◆ **Stated goal**: Search the data for the string "view" and extract every line where it appears.

◆ **Data for processing**:
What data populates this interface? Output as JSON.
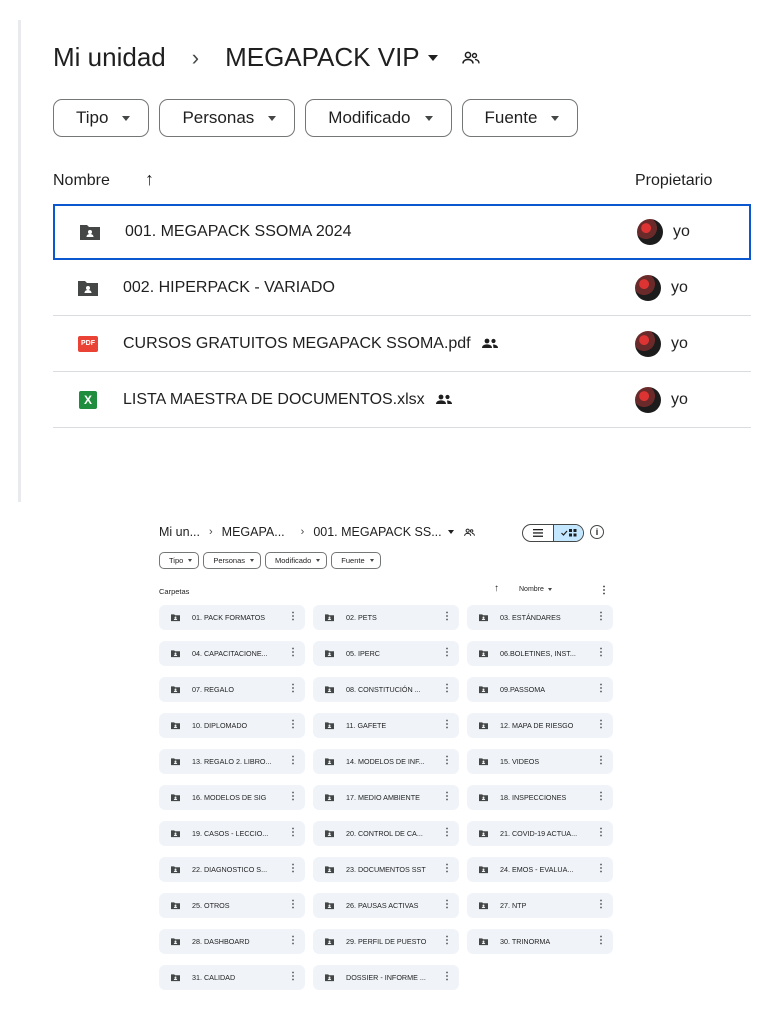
{
  "top": {
    "breadcrumb": {
      "root": "Mi unidad",
      "current": "MEGAPACK VIP"
    },
    "filters": [
      "Tipo",
      "Personas",
      "Modificado",
      "Fuente"
    ],
    "columns": {
      "name": "Nombre",
      "owner": "Propietario"
    },
    "rows": [
      {
        "type": "folder",
        "name": "001. MEGAPACK SSOMA 2024",
        "shared": false,
        "owner": "yo",
        "selected": true
      },
      {
        "type": "folder",
        "name": "002. HIPERPACK - VARIADO",
        "shared": false,
        "owner": "yo",
        "selected": false
      },
      {
        "type": "pdf",
        "badge": "PDF",
        "name": "CURSOS GRATUITOS MEGAPACK SSOMA.pdf",
        "shared": true,
        "owner": "yo",
        "selected": false
      },
      {
        "type": "xlsx",
        "badge": "X",
        "name": "LISTA MAESTRA DE DOCUMENTOS.xlsx",
        "shared": true,
        "owner": "yo",
        "selected": false
      }
    ]
  },
  "bottom": {
    "breadcrumb": {
      "root": "Mi un...",
      "middle": "MEGAPA...",
      "current": "001. MEGAPACK SS..."
    },
    "filters": [
      "Tipo",
      "Personas",
      "Modificado",
      "Fuente"
    ],
    "section_label": "Carpetas",
    "sort_label": "Nombre",
    "folders": [
      "01. PACK FORMATOS",
      "02. PETS",
      "03. ESTÁNDARES",
      "04. CAPACITACIONE...",
      "05. IPERC",
      "06.BOLETINES, INST...",
      "07. REGALO",
      "08. CONSTITUCIÓN ...",
      "09.PASSOMA",
      "10. DIPLOMADO",
      "11. GAFETE",
      "12. MAPA DE RIESGO",
      "13. REGALO 2. LIBRO...",
      "14. MODELOS DE INF...",
      "15. VIDEOS",
      "16. MODELOS DE SIG",
      "17. MEDIO AMBIENTE",
      "18. INSPECCIONES",
      "19. CASOS - LECCIO...",
      "20. CONTROL DE CA...",
      "21. COVID-19 ACTUA...",
      "22. DIAGNOSTICO S...",
      "23. DOCUMENTOS SST",
      "24. EMOS - EVALUA...",
      "25. OTROS",
      "26. PAUSAS ACTIVAS",
      "27. NTP",
      "28. DASHBOARD",
      "29. PERFIL DE PUESTO",
      "30. TRINORMA",
      "31. CALIDAD",
      "DOSSIER - INFORME ..."
    ]
  },
  "icons": {
    "folder": "shared-folder-icon",
    "shared": "people-icon",
    "more": "more-vert-icon",
    "sort_up": "arrow-up-icon",
    "list_view": "list-view-icon",
    "grid_view": "grid-view-icon",
    "info": "info-icon"
  },
  "colors": {
    "accent": "#0b57d0",
    "tile_bg": "#f0f4f9",
    "pdf": "#ea4335",
    "xlsx": "#1e8e3e",
    "toggle_active": "#c2e7ff"
  }
}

◆ **Problem solution**:
    "list_view": "list-view-icon",
    "grid_view": "grid-view-icon",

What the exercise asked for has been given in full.